AUFGABENSTELLUNG: Schreib die Zeilen unverändert ab: Beginne mit der ersten Zeile der Datensätze und höre nach der Zeile auf, die „currency-label: 币种： xyxy=(231,148,252,156)“ enthält.

== AUFGABENDATEN

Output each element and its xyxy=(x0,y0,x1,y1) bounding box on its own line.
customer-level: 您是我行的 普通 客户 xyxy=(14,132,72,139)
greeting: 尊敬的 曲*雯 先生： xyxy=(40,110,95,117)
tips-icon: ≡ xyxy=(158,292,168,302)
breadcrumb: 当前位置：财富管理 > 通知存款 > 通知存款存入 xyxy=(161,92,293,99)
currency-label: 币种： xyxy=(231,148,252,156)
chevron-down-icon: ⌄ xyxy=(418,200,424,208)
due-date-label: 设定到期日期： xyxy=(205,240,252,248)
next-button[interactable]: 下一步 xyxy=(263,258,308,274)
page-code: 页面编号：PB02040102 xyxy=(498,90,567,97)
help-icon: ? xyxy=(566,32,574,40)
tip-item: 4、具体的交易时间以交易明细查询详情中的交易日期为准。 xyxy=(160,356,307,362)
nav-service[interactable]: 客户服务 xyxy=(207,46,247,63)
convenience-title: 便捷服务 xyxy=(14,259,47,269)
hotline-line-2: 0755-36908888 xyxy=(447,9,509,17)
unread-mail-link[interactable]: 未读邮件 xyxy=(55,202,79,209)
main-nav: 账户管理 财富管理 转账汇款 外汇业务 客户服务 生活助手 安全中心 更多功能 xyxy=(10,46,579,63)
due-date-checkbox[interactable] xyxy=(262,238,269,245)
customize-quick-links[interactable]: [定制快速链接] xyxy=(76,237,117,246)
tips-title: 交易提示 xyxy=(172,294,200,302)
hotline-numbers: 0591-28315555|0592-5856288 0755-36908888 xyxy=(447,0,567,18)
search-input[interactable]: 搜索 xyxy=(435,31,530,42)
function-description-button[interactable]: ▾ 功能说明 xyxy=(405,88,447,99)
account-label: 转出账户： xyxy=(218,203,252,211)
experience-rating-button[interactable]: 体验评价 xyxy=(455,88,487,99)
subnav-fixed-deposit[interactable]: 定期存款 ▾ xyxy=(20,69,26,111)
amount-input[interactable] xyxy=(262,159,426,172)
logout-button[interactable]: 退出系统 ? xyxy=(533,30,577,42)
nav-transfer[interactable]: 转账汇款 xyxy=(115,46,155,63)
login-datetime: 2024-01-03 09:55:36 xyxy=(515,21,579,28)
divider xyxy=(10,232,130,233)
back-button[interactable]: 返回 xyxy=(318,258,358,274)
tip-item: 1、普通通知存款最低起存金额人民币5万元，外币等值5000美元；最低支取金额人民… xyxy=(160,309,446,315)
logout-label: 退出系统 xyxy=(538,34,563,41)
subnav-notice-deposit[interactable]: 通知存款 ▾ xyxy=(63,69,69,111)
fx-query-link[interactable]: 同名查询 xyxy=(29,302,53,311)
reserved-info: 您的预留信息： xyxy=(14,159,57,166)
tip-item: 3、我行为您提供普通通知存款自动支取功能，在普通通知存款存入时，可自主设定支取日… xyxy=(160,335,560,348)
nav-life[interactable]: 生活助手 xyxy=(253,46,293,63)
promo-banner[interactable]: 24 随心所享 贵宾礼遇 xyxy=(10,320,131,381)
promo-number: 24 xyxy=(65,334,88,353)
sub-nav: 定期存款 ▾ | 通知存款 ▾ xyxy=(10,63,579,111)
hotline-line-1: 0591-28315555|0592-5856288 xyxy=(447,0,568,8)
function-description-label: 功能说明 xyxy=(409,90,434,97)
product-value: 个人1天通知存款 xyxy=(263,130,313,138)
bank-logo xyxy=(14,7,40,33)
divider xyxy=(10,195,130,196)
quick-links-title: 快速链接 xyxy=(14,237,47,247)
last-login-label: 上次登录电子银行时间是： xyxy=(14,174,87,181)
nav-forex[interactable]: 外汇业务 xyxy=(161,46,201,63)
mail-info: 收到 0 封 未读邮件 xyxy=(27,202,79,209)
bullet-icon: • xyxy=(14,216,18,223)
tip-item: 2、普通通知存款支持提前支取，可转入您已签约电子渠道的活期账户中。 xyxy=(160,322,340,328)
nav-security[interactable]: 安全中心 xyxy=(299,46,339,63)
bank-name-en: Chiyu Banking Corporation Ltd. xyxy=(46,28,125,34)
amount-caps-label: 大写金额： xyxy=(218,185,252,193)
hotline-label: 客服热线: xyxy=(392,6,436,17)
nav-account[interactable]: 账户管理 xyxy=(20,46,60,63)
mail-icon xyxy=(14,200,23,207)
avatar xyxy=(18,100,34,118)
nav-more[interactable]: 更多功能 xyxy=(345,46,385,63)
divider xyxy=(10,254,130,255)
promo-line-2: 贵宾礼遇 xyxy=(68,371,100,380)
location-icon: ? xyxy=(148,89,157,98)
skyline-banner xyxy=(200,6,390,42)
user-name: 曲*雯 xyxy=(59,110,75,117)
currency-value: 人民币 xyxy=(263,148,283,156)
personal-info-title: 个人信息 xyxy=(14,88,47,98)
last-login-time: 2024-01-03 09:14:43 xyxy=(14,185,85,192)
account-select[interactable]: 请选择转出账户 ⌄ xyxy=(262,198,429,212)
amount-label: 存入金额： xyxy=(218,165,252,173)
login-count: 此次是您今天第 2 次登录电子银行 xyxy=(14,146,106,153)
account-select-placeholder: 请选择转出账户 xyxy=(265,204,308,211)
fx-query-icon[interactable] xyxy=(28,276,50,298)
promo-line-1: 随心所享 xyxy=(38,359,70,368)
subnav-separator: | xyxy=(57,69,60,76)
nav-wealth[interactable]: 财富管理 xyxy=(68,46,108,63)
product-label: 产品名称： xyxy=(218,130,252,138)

====

RICHTIGE ANTWORT:
Output each element and its xyxy=(x0,y0,x1,y1) bounding box on its own line.
customer-level: 您是我行的 普通 客户 xyxy=(14,132,72,139)
greeting: 尊敬的 曲*雯 先生： xyxy=(40,110,95,117)
tips-icon: ≡ xyxy=(158,292,168,302)
breadcrumb: 当前位置：财富管理 > 通知存款 > 通知存款存入 xyxy=(161,92,293,99)
currency-label: 币种： xyxy=(231,148,252,156)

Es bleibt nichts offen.